▸ **Written request**: Look through the data below. Collect every line where the word "thickness" occurs.

________________________

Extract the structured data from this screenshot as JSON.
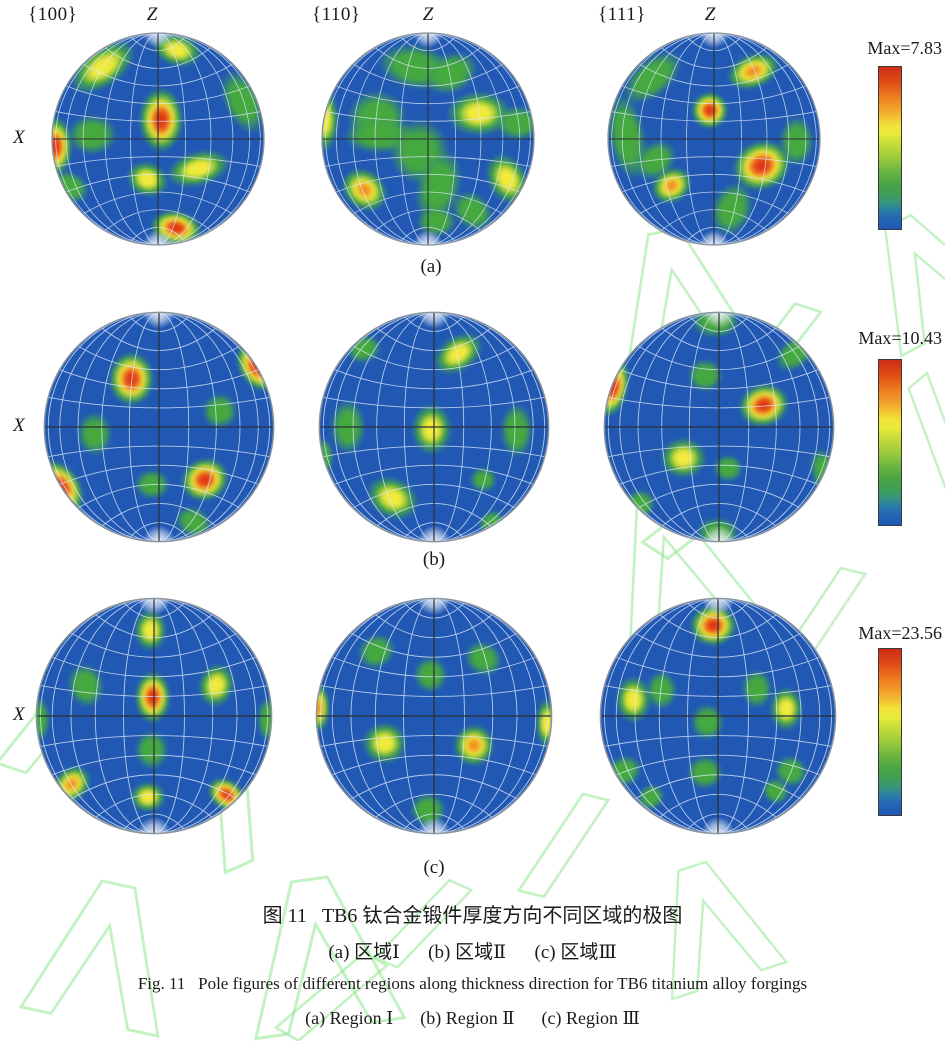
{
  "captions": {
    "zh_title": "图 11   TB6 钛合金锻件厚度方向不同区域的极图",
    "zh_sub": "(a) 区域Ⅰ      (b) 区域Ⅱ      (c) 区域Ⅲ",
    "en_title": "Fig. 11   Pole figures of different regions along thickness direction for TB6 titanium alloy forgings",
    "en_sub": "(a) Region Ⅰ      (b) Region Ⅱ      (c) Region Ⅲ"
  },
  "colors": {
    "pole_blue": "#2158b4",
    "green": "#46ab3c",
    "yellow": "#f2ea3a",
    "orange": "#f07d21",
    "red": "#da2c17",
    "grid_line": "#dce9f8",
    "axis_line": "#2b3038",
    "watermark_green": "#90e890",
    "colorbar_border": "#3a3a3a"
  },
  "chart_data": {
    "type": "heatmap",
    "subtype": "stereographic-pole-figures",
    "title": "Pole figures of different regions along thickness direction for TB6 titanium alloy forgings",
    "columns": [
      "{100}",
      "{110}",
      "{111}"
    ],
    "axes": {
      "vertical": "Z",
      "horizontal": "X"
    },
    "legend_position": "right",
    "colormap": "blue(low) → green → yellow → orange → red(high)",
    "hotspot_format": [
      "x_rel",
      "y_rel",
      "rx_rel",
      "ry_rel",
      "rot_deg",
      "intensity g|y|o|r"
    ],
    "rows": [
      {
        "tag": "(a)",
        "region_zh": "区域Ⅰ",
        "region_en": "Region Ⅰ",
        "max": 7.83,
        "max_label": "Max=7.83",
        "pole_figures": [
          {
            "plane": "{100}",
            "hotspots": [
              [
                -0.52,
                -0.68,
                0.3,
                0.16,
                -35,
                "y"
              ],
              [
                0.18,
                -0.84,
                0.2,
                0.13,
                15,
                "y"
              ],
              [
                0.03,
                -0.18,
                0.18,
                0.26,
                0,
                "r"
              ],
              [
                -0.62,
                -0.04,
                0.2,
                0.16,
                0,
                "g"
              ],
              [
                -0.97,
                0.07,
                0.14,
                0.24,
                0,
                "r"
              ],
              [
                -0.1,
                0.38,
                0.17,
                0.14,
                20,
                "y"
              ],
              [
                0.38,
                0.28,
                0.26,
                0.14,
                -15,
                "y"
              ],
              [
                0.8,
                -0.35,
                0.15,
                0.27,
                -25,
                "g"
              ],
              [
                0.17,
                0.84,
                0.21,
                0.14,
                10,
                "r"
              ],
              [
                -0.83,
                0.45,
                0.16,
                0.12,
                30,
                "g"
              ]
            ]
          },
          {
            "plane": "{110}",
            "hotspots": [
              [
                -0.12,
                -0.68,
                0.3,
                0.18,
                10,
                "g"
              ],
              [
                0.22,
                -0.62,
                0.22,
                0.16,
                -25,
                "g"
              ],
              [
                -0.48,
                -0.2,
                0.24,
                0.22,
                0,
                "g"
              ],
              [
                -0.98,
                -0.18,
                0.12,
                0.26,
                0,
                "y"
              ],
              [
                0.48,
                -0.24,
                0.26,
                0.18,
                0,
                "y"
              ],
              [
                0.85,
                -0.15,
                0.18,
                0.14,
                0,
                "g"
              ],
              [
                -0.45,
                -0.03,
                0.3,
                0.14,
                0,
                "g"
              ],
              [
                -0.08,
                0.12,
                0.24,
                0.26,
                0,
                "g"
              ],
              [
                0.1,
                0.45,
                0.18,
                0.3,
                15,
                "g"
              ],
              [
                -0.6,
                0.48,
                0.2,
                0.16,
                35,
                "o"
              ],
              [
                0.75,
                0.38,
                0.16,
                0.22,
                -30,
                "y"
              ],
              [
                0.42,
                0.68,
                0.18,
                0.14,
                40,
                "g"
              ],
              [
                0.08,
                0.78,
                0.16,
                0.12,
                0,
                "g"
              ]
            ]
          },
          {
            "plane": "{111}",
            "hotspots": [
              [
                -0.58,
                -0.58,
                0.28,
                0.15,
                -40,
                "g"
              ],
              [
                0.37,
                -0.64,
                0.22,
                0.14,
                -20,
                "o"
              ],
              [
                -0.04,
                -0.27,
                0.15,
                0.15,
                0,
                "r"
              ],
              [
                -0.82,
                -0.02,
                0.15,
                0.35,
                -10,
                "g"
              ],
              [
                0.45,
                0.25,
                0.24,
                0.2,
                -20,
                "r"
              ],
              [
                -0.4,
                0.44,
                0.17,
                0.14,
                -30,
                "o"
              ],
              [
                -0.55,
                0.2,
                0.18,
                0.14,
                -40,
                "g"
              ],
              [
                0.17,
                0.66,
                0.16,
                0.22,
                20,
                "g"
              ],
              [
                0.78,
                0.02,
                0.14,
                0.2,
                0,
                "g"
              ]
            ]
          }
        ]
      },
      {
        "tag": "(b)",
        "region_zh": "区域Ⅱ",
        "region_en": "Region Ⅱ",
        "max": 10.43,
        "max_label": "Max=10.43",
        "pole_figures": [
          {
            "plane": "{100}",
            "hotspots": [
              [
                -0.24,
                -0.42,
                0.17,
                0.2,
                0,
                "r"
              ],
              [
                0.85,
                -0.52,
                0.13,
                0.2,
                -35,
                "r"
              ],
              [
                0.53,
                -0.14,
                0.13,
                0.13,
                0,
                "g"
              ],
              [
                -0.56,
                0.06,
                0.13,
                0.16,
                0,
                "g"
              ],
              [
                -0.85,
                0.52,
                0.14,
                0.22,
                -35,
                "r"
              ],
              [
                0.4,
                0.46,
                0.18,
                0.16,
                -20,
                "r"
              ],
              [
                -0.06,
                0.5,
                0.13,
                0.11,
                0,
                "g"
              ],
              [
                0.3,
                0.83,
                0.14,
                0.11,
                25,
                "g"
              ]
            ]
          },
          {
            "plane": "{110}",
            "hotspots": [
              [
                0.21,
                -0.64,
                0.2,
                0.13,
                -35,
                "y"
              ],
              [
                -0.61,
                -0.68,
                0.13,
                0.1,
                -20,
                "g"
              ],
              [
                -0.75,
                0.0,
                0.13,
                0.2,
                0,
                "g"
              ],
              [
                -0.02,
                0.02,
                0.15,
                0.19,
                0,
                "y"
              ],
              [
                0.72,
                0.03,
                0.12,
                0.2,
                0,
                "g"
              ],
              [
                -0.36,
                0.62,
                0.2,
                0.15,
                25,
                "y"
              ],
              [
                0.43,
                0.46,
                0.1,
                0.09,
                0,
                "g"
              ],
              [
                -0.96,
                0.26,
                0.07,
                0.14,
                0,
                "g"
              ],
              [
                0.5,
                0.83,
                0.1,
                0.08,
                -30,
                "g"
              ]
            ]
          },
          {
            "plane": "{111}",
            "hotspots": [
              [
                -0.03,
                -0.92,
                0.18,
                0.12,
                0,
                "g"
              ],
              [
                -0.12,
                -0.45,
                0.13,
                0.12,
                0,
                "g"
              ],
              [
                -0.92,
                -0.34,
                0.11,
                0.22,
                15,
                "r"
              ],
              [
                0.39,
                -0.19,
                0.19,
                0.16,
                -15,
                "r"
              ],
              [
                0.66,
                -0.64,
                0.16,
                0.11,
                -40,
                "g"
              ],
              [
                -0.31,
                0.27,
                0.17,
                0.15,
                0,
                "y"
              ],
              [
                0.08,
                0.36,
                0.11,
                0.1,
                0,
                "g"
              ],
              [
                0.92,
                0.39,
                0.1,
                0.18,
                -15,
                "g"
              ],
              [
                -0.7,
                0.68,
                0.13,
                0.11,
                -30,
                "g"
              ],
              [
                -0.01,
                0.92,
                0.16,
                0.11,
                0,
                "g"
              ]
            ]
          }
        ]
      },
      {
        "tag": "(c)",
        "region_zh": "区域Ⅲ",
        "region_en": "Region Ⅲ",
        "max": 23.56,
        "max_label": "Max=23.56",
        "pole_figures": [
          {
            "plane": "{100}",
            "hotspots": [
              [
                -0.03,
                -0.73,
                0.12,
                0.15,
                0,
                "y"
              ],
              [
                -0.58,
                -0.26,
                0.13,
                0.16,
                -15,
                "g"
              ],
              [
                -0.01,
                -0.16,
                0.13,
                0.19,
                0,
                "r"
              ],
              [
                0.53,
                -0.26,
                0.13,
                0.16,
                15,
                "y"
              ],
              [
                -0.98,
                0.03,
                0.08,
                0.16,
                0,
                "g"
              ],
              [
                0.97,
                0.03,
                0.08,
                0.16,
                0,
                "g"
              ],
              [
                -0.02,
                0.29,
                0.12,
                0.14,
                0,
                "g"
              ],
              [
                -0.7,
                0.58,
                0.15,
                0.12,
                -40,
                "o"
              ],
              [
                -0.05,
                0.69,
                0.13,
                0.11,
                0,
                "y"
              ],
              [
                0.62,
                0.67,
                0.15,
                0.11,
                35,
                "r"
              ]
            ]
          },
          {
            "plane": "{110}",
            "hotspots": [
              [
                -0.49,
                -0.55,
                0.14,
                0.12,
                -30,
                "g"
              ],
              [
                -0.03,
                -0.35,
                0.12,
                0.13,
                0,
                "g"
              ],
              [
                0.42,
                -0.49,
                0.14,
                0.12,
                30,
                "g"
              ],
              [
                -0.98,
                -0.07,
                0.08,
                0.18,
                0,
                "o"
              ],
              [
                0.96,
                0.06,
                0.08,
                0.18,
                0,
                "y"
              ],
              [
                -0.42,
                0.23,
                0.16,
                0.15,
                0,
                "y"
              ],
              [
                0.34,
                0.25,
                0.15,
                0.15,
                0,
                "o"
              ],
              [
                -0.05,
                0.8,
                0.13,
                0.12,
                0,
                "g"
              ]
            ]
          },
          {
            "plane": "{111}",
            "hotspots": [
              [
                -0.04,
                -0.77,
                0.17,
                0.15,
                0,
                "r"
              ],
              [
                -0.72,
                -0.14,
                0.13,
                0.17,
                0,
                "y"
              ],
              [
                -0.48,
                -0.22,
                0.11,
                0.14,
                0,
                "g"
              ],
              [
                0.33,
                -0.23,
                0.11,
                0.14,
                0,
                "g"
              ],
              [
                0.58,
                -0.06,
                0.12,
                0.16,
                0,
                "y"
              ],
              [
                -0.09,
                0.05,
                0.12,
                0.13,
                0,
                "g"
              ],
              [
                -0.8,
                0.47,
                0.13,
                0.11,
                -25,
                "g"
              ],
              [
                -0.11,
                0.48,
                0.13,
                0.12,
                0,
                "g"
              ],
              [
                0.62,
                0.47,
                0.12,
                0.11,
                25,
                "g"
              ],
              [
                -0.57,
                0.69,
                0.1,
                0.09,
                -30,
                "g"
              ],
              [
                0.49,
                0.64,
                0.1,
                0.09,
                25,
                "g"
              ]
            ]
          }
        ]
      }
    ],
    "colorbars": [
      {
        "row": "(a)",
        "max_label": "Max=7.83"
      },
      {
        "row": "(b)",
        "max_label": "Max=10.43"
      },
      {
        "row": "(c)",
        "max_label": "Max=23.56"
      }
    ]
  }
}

________________________

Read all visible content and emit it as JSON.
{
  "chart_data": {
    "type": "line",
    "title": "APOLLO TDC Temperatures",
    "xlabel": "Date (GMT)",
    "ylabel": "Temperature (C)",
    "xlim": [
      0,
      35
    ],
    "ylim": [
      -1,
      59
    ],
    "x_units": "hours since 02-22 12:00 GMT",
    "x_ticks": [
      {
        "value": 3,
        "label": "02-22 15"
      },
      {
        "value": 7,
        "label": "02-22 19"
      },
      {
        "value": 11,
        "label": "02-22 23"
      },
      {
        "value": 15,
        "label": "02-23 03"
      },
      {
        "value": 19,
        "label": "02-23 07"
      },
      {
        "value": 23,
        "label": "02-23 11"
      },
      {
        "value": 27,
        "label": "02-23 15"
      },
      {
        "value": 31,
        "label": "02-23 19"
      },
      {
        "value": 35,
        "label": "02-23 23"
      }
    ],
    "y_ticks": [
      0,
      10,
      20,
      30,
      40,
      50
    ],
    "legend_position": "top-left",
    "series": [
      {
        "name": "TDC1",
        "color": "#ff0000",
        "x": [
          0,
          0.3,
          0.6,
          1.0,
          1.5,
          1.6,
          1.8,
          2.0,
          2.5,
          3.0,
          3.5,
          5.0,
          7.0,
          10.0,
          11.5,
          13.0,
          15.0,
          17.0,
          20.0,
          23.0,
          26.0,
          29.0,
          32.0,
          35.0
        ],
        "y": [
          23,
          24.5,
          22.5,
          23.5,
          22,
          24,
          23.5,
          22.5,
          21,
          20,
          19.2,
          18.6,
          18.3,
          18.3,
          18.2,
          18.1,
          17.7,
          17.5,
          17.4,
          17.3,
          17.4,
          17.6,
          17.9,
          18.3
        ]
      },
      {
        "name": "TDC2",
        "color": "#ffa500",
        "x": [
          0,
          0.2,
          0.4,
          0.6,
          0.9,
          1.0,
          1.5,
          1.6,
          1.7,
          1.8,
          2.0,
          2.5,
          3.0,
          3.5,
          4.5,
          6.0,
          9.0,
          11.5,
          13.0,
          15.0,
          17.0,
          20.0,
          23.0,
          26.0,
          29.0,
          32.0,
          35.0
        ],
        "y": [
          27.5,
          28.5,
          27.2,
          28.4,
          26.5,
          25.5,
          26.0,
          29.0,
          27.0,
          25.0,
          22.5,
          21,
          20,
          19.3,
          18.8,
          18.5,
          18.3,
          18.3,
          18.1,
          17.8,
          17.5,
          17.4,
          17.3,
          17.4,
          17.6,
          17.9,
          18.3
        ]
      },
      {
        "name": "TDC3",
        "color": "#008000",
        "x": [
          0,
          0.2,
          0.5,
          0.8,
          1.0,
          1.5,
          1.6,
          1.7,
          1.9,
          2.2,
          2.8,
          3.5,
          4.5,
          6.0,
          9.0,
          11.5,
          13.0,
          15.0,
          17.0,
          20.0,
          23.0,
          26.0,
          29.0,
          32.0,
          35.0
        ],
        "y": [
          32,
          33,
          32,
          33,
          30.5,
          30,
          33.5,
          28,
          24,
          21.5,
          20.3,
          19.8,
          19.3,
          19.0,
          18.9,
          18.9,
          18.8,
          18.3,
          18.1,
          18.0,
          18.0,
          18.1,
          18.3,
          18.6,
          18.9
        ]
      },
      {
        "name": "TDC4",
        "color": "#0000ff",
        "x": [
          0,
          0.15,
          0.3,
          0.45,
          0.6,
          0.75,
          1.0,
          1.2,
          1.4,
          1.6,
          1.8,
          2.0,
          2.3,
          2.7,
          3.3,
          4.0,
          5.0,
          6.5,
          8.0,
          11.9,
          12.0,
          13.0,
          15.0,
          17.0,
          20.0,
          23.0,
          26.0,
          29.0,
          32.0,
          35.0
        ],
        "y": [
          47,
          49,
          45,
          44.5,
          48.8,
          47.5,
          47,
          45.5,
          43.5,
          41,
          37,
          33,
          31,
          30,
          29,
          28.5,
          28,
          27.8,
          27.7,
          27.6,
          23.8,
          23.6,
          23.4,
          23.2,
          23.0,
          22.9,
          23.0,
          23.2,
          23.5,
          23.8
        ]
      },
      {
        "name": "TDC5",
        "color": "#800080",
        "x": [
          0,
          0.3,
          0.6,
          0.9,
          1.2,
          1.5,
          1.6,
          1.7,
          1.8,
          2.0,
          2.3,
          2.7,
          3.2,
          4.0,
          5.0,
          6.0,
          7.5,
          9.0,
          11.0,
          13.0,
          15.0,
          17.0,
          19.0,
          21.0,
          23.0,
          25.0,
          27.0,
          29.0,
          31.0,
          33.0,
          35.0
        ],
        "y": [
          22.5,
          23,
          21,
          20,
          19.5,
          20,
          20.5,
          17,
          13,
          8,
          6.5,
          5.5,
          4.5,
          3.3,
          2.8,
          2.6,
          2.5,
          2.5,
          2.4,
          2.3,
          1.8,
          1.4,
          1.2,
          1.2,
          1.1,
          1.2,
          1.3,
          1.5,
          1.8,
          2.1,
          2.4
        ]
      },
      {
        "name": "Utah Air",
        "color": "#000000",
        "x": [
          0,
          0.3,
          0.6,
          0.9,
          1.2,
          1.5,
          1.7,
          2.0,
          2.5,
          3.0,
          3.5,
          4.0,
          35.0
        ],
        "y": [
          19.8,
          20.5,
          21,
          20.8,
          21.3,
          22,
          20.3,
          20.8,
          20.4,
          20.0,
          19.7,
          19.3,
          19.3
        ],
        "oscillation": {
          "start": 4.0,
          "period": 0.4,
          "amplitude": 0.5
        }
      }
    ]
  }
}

________________________

▸ **Result for this task**:
    "en_title": "Fig. 11   Pole figures of different regions along thickness direction for TB6 titanium alloy forgings",
    "title": "Pole figures of different regions along thickness direction for TB6 titanium alloy forgings",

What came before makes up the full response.